[Records from a data collection]
------------

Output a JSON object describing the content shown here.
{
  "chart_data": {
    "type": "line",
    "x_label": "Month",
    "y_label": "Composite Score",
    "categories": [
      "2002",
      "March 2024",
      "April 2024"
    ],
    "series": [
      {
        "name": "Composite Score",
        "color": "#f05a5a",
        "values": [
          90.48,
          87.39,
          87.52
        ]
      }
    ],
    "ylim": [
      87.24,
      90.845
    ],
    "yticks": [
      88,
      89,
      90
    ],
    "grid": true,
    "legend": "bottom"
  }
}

------------

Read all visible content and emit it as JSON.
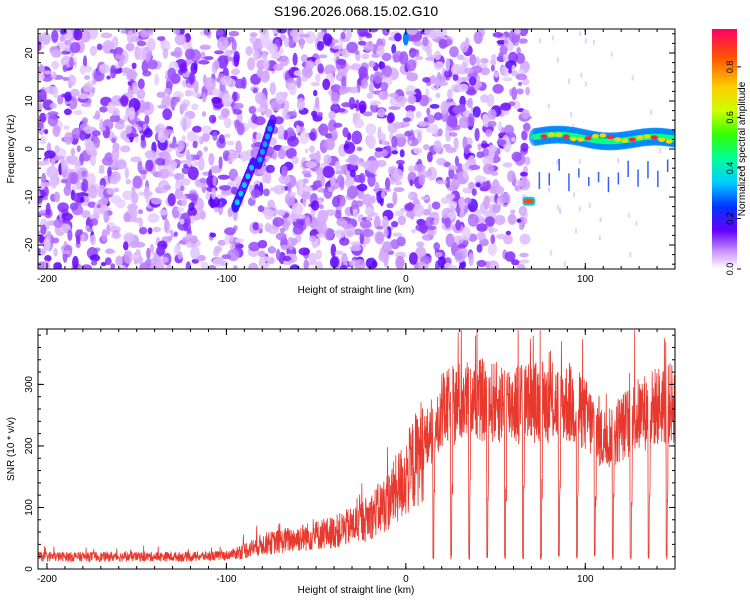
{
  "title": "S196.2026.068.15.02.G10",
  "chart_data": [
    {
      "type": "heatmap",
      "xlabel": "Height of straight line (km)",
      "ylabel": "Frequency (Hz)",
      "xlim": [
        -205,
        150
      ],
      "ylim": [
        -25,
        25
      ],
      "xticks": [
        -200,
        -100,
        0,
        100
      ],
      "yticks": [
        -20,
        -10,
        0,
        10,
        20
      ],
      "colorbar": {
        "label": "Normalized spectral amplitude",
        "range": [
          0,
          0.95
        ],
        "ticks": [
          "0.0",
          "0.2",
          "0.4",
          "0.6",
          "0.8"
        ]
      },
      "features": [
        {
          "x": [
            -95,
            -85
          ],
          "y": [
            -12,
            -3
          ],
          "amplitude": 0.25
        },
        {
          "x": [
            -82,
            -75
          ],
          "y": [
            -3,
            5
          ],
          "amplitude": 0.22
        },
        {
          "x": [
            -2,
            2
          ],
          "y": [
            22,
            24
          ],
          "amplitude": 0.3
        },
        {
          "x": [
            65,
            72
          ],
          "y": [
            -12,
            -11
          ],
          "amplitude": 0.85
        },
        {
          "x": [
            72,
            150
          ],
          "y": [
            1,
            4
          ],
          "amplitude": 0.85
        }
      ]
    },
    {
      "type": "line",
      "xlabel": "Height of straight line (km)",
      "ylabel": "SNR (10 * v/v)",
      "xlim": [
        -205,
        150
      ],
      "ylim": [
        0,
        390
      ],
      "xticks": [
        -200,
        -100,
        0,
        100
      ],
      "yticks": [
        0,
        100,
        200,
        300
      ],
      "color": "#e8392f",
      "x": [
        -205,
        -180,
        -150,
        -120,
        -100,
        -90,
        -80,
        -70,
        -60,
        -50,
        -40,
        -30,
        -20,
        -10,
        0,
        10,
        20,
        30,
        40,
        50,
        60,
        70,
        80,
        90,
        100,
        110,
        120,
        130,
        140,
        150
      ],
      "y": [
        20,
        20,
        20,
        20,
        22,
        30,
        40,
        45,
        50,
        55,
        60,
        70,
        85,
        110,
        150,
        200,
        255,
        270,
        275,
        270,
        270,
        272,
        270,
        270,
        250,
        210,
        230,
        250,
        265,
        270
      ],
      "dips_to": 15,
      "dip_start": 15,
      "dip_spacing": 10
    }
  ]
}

------------

■ WHAT TO DO ■
Identify and copy all lines with the word "Composite".

■ TASK RESPONSE ■
    "y_label": "Composite Score",
        "name": "Composite Score",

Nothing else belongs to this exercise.